▶ _DIRECTIONS_
Copy each line of the data below with the word "name".

# PROVIDED DATA start

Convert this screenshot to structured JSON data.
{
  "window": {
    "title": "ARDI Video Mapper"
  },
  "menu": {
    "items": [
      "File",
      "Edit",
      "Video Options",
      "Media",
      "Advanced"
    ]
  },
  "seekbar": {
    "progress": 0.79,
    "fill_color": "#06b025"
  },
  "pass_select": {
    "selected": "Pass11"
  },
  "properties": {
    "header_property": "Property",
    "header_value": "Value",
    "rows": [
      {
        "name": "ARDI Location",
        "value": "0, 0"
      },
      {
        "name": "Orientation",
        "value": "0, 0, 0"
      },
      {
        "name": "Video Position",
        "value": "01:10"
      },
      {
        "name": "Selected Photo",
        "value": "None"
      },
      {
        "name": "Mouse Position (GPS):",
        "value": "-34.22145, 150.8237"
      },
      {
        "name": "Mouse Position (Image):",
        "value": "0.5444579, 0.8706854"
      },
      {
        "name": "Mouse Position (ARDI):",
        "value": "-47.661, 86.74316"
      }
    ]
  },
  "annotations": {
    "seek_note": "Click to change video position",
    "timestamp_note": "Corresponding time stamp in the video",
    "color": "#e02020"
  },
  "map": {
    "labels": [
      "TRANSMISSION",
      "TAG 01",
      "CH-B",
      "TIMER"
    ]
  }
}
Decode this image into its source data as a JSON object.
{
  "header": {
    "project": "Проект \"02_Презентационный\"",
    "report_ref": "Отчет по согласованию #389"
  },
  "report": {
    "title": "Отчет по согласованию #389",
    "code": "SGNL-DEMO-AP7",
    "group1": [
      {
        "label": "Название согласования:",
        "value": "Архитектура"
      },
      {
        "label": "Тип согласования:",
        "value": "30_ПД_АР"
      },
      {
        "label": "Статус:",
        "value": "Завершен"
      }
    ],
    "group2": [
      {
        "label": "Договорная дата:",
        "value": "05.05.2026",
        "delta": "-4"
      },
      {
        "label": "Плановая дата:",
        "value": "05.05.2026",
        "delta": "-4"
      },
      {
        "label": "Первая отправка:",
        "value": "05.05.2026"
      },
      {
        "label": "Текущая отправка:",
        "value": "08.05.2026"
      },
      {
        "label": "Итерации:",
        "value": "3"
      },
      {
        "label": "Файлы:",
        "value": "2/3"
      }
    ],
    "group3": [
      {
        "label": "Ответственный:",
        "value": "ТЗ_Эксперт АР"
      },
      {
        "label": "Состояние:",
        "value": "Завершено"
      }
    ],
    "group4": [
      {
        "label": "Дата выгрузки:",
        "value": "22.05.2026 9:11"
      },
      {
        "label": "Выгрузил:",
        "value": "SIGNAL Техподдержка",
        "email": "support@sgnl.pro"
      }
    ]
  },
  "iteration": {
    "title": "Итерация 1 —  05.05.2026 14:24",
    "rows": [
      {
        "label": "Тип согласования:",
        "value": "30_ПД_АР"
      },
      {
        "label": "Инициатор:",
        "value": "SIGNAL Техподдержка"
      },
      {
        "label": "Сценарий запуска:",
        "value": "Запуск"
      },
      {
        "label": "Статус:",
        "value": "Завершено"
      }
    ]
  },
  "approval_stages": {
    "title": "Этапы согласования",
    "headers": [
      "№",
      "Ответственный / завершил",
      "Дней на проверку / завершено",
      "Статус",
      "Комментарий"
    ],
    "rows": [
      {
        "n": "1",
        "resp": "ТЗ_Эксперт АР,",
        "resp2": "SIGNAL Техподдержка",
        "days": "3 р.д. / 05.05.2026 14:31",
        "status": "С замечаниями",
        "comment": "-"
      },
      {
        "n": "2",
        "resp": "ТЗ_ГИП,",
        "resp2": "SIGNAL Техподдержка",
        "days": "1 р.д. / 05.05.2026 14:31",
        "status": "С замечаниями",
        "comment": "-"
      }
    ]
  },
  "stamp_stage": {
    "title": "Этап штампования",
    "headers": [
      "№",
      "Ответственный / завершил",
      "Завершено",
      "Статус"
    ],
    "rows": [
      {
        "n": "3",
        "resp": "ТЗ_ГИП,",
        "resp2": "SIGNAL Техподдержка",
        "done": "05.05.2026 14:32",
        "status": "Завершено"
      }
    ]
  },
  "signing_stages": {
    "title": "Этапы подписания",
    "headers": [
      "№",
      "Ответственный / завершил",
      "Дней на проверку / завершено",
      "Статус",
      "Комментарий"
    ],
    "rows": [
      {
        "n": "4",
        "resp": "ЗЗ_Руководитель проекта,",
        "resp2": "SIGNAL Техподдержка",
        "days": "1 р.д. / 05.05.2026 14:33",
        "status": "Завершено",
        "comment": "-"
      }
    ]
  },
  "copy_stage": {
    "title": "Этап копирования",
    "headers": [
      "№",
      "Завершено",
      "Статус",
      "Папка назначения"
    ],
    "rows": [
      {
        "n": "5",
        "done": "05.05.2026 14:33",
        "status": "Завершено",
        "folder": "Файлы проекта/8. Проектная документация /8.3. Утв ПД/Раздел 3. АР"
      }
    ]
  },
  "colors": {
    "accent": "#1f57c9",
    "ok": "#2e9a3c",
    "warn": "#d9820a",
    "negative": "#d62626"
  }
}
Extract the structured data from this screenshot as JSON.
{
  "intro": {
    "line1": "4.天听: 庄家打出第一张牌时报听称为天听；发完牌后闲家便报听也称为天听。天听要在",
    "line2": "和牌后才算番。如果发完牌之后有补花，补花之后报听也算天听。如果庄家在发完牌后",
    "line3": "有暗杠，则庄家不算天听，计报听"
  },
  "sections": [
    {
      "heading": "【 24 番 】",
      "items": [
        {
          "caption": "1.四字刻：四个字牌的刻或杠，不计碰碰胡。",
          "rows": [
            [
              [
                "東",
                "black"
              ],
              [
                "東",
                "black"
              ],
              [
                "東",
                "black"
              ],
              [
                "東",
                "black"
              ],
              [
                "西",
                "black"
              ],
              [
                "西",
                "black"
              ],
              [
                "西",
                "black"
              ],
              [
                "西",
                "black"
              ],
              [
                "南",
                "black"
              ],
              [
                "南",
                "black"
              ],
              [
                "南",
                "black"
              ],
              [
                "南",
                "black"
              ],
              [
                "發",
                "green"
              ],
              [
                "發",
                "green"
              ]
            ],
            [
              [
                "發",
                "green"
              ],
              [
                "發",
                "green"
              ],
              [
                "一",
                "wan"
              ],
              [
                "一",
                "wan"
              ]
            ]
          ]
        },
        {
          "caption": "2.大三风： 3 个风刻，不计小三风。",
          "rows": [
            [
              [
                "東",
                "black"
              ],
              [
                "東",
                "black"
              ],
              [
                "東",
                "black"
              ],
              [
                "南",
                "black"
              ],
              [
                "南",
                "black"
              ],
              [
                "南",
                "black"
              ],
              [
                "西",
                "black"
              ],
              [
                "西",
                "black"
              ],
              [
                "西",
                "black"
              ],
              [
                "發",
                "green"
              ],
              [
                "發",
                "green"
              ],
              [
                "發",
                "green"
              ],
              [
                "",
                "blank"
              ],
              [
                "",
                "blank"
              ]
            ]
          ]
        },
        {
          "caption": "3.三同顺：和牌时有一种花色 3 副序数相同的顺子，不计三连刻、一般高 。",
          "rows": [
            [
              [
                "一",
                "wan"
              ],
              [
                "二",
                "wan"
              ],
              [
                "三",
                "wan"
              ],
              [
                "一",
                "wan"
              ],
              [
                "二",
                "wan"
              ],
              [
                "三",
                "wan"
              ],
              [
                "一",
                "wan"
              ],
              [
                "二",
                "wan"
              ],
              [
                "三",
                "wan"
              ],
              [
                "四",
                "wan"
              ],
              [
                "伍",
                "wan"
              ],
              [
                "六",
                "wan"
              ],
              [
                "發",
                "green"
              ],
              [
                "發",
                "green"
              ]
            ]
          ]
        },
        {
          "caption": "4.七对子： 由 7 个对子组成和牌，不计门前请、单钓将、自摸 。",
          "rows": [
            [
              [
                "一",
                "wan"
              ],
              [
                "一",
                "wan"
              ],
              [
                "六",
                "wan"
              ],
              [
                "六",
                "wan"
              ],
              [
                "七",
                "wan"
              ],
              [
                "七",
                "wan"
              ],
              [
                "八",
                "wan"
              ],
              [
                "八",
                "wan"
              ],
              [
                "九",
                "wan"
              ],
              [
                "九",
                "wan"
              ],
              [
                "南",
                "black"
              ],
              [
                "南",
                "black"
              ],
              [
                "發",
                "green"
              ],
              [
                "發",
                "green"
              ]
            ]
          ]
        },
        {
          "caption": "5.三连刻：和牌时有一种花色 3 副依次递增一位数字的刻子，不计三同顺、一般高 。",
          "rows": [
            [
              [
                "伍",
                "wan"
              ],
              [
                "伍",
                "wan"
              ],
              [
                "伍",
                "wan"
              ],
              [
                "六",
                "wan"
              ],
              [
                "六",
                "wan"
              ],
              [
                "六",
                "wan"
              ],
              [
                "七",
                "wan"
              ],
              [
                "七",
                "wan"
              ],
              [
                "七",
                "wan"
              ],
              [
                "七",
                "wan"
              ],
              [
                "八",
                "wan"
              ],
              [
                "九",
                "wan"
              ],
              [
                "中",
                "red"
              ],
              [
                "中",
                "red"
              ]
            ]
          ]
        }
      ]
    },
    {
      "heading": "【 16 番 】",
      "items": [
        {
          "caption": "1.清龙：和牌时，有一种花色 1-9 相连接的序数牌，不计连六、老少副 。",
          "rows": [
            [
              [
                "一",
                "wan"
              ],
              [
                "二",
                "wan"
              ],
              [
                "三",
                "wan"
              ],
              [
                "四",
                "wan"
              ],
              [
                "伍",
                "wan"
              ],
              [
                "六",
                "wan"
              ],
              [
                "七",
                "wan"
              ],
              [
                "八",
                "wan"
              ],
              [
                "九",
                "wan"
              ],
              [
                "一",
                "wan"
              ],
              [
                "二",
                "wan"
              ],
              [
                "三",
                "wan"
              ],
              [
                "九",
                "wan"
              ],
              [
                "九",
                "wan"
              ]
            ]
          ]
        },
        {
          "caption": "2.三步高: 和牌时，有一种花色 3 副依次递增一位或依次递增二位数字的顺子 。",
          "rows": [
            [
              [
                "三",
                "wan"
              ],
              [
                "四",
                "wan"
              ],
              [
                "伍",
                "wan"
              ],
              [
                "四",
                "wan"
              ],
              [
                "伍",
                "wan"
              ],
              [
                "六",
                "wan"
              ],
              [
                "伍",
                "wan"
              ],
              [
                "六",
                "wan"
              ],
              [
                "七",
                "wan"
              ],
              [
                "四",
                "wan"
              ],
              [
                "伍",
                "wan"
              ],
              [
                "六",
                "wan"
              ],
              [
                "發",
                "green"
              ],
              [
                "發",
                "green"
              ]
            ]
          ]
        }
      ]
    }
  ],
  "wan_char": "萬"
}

# PROVIDED DATA end

▶ _WORKED ANSWER_
        "name": "ARDI Location",
        "name": "Orientation",
        "name": "Video Position",
        "name": "Selected Photo",
        "name": "Mouse Position (GPS):",
        "name": "Mouse Position (Image):",
        "name": "Mouse Position (ARDI):",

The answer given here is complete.